TO BE DONE:
All of the material below is to be restated word for word, apart from the pictures.

TASK DATA:
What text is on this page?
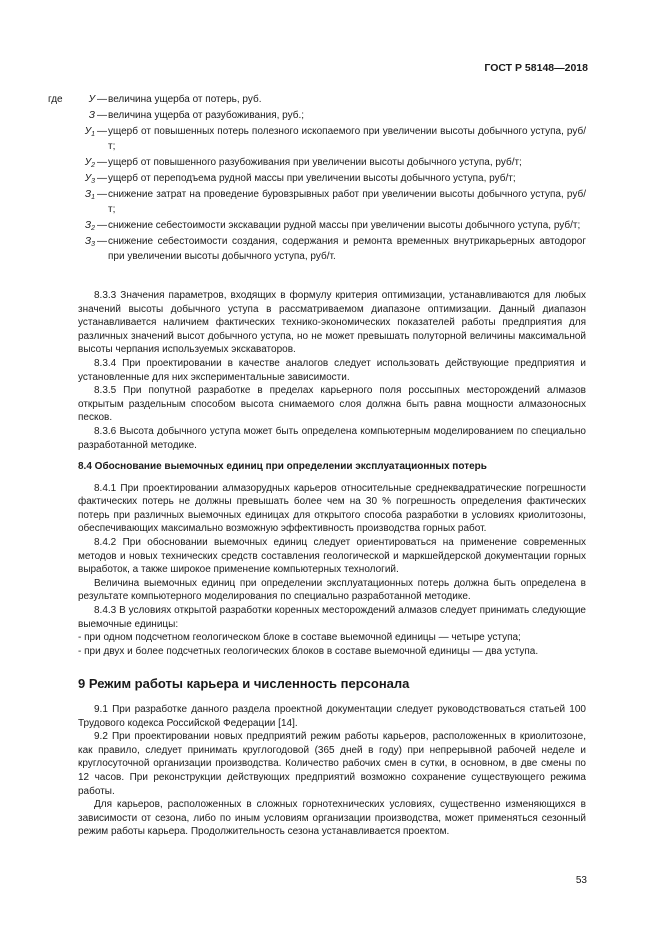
ГОСТ Р 58148—2018
где	У — величина ущерба от потерь, руб.
З — величина ущерба от разубоживания, руб.;
$У_1$ — ущерб от повышенных потерь полезного ископаемого при увеличении высоты добычного уступа, руб/т;
$У_2$ — ущерб от повышенного разубоживания при увеличении высоты добычного уступа, руб/т;
$У_3$ — ущерб от переподъема рудной массы при увеличении высоты добычного уступа, руб/т;
$З_1$ — снижение затрат на проведение буровзрывных работ при увеличении высоты добычного уступа, руб/т;
$З_2$ — снижение себестоимости экскавации рудной массы при увеличении высоты добычного уступа, руб/т;
$З_3$ — снижение себестоимости создания, содержания и ремонта временных внутрикарьерных автодорог при увеличении высоты добычного уступа, руб/т.

8.3.3 Значения параметров, входящих в формулу критерия оптимизации, устанавливаются для любых значений высоты добычного уступа в рассматриваемом диапазоне оптимизации. Данный диапазон устанавливается наличием фактических технико-экономических показателей работы предприятия для различных значений высот добычного уступа, но не может превышать полуторной величины максимальной высоты черпания используемых экскаваторов.

8.3.4 При проектировании в качестве аналогов следует использовать действующие предприятия и установленные для них экспериментальные зависимости.

8.3.5 При попутной разработке в пределах карьерного поля россыпных месторождений алмазов открытым раздельным способом высота снимаемого слоя должна быть равна мощности алмазоносных песков.

8.3.6 Высота добычного уступа может быть определена компьютерным моделированием по специально разработанной методике.

8.4 Обоснование выемочных единиц при определении эксплуатационных потерь

8.4.1 При проектировании алмазорудных карьеров относительные среднеквадратические погрешности фактических потерь не должны превышать более чем на 30 % погрешность определения фактических потерь при различных выемочных единицах для открытого способа разработки в условиях криолитозоны, обеспечивающих максимально возможную эффективность производства горных работ.

8.4.2 При обосновании выемочных единиц следует ориентироваться на применение современных методов и новых технических средств составления геологической и маркшейдерской документации горных выработок, а также широкое применение компьютерных технологий.

Величина выемочных единиц при определении эксплуатационных потерь должна быть определена в результате компьютерного моделирования по специально разработанной методике.

8.4.3 В условиях открытой разработки коренных месторождений алмазов следует принимать следующие выемочные единицы:

- при одном подсчетном геологическом блоке в составе выемочной единицы — четыре уступа;

- при двух и более подсчетных геологических блоков в составе выемочной единицы — два уступа.

9 Режим работы карьера и численность персонала

9.1 При разработке данного раздела проектной документации следует руководствоваться статьей 100 Трудового кодекса Российской Федерации [14].

9.2 При проектировании новых предприятий режим работы карьеров, расположенных в криолитозоне, как правило, следует принимать круглогодовой (365 дней в году) при непрерывной рабочей неделе и круглосуточной организации производства. Количество рабочих смен в сутки, в основном, в две смены по 12 часов. При реконструкции действующих предприятий возможно сохранение существующего режима работы.

Для карьеров, расположенных в сложных горнотехнических условиях, существенно изменяющихся в зависимости от сезона, либо по иным условиям организации производства, может применяться сезонный режим работы карьера. Продолжительность сезона устанавливается проектом.

53
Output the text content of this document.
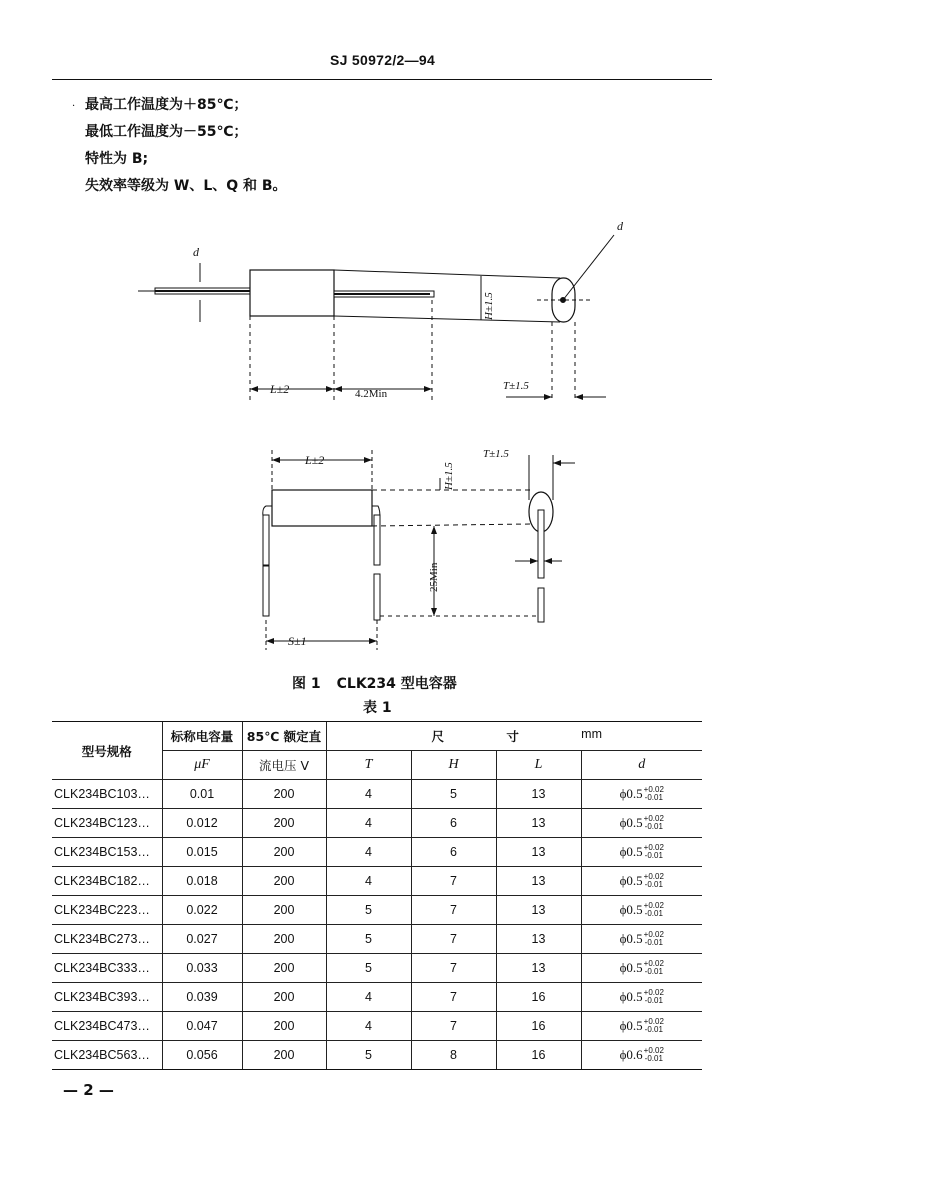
SJ 50972/2—94
· 最高工作温度为＋85℃；
最低工作温度为－55℃；
特性为 B;
失效率等级为 W、L、Q 和 B。
d
d
L±2	4.2Min
T±1.5
H±1.5
L±2
S±1
T±1.5
H±1.5
25Min
图 1 CLK234 型电容器
表 1
型号规格	标称电容量	85℃ 额定直	尺 寸 mm			

	μF	流电压 V	T	H	L	d
CLK234BC103…	0.01	200	4	5	13	ϕ0.5 +0.02
-0.01

CLK234BC123…	0.012	200	4	6	13	ϕ0.5 +0.02
-0.01

CLK234BC153…	0.015	200	4	6	13	ϕ0.5 +0.02
-0.01

CLK234BC182…	0.018	200	4	7	13	ϕ0.5 +0.02
-0.01

CLK234BC223…	0.022	200	5	7	13	ϕ0.5 +0.02
-0.01

CLK234BC273…	0.027	200	5	7	13	ϕ0.5 +0.02
-0.01

CLK234BC333…	0.033	200	5	7	13	ϕ0.5 +0.02
-0.01

CLK234BC393…	0.039	200	4	7	16	ϕ0.5 +0.02
-0.01

CLK234BC473…	0.047	200	4	7	16	ϕ0.5 +0.02
-0.01

CLK234BC563…	0.056	200	5	8	16	ϕ0.6 +0.02
-0.01
— 2 —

WRITTEN SOLUTION:
What text is on this page?
ГОСТ Р 58148—2018
где	У — величина ущерба от потерь, руб.
З — величина ущерба от разубоживания, руб.;
$У_1$ — ущерб от повышенных потерь полезного ископаемого при увеличении высоты добычного уступа, руб/т;
$У_2$ — ущерб от повышенного разубоживания при увеличении высоты добычного уступа, руб/т;
$У_3$ — ущерб от переподъема рудной массы при увеличении высоты добычного уступа, руб/т;
$З_1$ — снижение затрат на проведение буровзрывных работ при увеличении высоты добычного уступа, руб/т;
$З_2$ — снижение себестоимости экскавации рудной массы при увеличении высоты добычного уступа, руб/т;
$З_3$ — снижение себестоимости создания, содержания и ремонта временных внутрикарьерных автодорог при увеличении высоты добычного уступа, руб/т.

8.3.3 Значения параметров, входящих в формулу критерия оптимизации, устанавливаются для любых значений высоты добычного уступа в рассматриваемом диапазоне оптимизации. Данный диапазон устанавливается наличием фактических технико-экономических показателей работы предприятия для различных значений высот добычного уступа, но не может превышать полуторной величины максимальной высоты черпания используемых экскаваторов.

8.3.4 При проектировании в качестве аналогов следует использовать действующие предприятия и установленные для них экспериментальные зависимости.

8.3.5 При попутной разработке в пределах карьерного поля россыпных месторождений алмазов открытым раздельным способом высота снимаемого слоя должна быть равна мощности алмазоносных песков.

8.3.6 Высота добычного уступа может быть определена компьютерным моделированием по специально разработанной методике.

8.4 Обоснование выемочных единиц при определении эксплуатационных потерь

8.4.1 При проектировании алмазорудных карьеров относительные среднеквадратические погрешности фактических потерь не должны превышать более чем на 30 % погрешность определения фактических потерь при различных выемочных единицах для открытого способа разработки в условиях криолитозоны, обеспечивающих максимально возможную эффективность производства горных работ.

8.4.2 При обосновании выемочных единиц следует ориентироваться на применение современных методов и новых технических средств составления геологической и маркшейдерской документации горных выработок, а также широкое применение компьютерных технологий.

Величина выемочных единиц при определении эксплуатационных потерь должна быть определена в результате компьютерного моделирования по специально разработанной методике.

8.4.3 В условиях открытой разработки коренных месторождений алмазов следует принимать следующие выемочные единицы:

- при одном подсчетном геологическом блоке в составе выемочной единицы — четыре уступа;

- при двух и более подсчетных геологических блоков в составе выемочной единицы — два уступа.

9 Режим работы карьера и численность персонала

9.1 При разработке данного раздела проектной документации следует руководствоваться статьей 100 Трудового кодекса Российской Федерации [14].

9.2 При проектировании новых предприятий режим работы карьеров, расположенных в криолитозоне, как правило, следует принимать круглогодовой (365 дней в году) при непрерывной рабочей неделе и круглосуточной организации производства. Количество рабочих смен в сутки, в основном, в две смены по 12 часов. При реконструкции действующих предприятий возможно сохранение существующего режима работы.

Для карьеров, расположенных в сложных горнотехнических условиях, существенно изменяющихся в зависимости от сезона, либо по иным условиям организации производства, может применяться сезонный режим работы карьера. Продолжительность сезона устанавливается проектом.

53
Output the text content of this document.
SJ 50972/2—94
· 最高工作温度为＋85℃；
最低工作温度为－55℃；
特性为 B;
失效率等级为 W、L、Q 和 B。
d
d
L±2	4.2Min
T±1.5
H±1.5
L±2
S±1
T±1.5
H±1.5
25Min
图 1 CLK234 型电容器
表 1
型号规格	标称电容量	85℃ 额定直	尺 寸 mm			

	μF	流电压 V	T	H	L	d
CLK234BC103…	0.01	200	4	5	13	ϕ0.5 +0.02
-0.01

CLK234BC123…	0.012	200	4	6	13	ϕ0.5 +0.02
-0.01

CLK234BC153…	0.015	200	4	6	13	ϕ0.5 +0.02
-0.01

CLK234BC182…	0.018	200	4	7	13	ϕ0.5 +0.02
-0.01

CLK234BC223…	0.022	200	5	7	13	ϕ0.5 +0.02
-0.01

CLK234BC273…	0.027	200	5	7	13	ϕ0.5 +0.02
-0.01

CLK234BC333…	0.033	200	5	7	13	ϕ0.5 +0.02
-0.01

CLK234BC393…	0.039	200	4	7	16	ϕ0.5 +0.02
-0.01

CLK234BC473…	0.047	200	4	7	16	ϕ0.5 +0.02
-0.01

CLK234BC563…	0.056	200	5	8	16	ϕ0.6 +0.02
-0.01
— 2 —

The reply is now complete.